== EXERCISE INSTRUCTIONS ==
What is the number of lines in the entries that include the word "title"? Respond with the number only.

== Stored items ==

--- Start ---

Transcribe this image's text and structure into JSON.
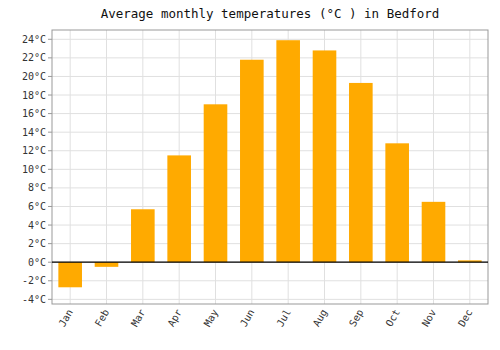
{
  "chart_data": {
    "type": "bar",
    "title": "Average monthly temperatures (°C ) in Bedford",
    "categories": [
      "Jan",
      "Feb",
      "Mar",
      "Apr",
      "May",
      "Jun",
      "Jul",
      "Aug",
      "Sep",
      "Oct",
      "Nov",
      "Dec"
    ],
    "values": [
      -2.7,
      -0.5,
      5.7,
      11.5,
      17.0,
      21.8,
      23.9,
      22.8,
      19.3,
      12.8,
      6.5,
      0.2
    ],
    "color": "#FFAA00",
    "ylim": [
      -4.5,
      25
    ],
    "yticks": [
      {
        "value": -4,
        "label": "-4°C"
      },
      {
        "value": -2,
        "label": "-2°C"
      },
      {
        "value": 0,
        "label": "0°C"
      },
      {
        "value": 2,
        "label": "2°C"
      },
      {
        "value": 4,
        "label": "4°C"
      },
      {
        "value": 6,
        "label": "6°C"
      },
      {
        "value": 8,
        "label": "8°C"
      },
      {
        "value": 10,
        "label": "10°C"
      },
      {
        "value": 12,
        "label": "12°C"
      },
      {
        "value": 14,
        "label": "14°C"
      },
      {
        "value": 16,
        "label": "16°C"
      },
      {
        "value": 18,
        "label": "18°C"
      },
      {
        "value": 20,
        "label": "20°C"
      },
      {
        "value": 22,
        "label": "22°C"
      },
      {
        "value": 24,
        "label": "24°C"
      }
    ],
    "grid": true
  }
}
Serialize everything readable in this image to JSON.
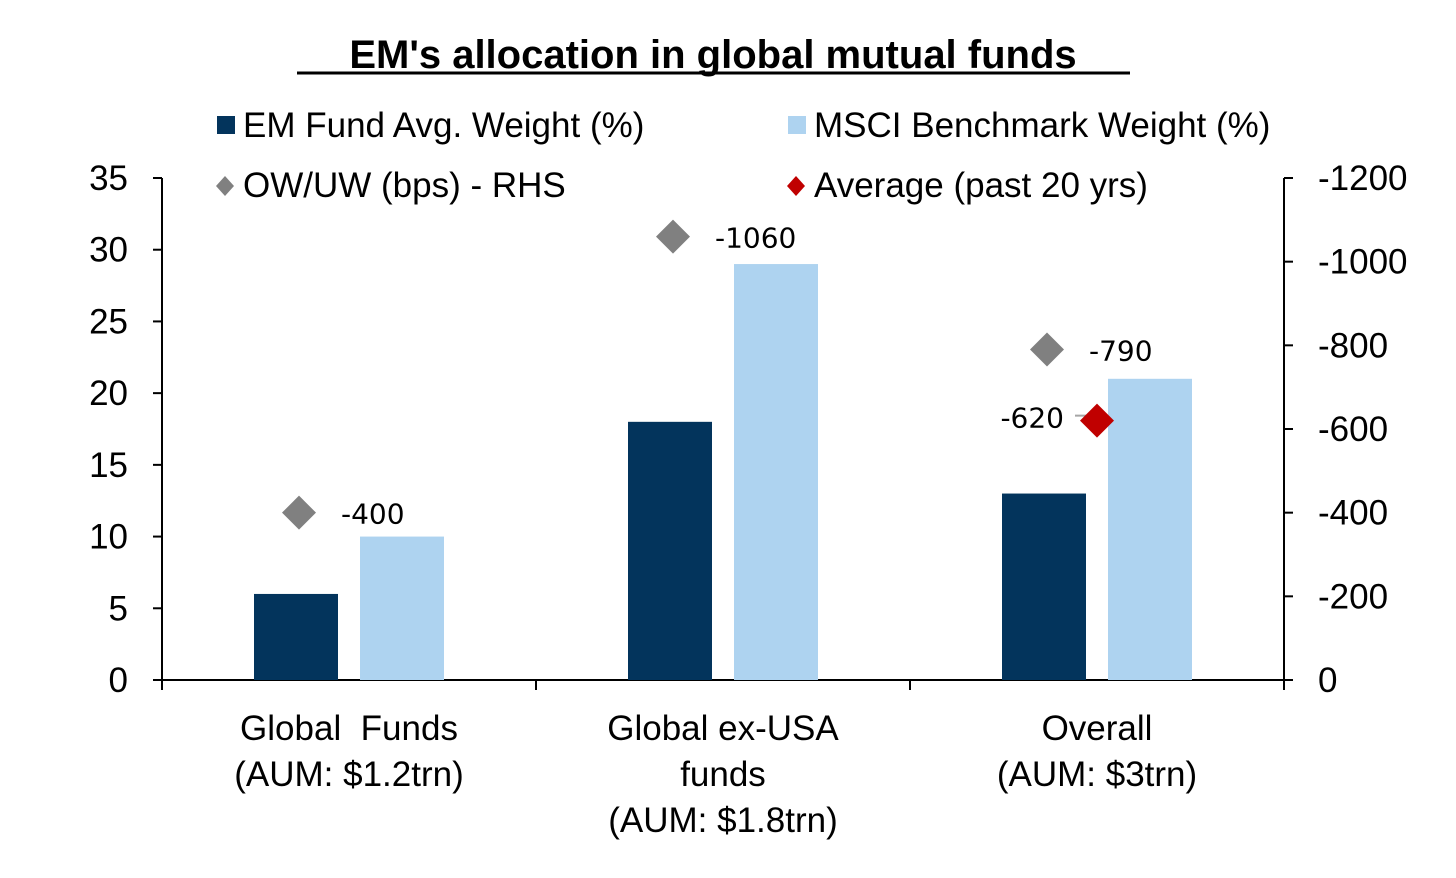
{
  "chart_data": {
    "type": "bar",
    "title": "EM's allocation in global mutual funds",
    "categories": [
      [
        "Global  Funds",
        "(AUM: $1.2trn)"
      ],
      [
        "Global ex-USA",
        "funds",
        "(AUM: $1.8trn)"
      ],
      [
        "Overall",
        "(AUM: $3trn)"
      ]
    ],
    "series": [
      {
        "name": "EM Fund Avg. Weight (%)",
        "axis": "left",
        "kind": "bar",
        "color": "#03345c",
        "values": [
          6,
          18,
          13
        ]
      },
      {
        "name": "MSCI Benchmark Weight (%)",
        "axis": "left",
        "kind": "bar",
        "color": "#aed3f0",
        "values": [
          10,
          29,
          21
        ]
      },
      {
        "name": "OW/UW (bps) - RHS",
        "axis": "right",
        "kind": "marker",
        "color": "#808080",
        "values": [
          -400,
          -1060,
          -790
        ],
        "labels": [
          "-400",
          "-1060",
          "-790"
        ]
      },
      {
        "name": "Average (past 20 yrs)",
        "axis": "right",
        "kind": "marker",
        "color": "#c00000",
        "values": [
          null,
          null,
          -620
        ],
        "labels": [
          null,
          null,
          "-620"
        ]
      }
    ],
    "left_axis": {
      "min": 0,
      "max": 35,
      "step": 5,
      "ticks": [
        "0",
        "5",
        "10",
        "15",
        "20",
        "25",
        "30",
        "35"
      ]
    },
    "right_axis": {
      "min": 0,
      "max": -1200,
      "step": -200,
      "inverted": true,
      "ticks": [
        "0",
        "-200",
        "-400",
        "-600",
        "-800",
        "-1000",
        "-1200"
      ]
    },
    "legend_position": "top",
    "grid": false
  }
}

--- End ---

== FULL SOLUTION ==
2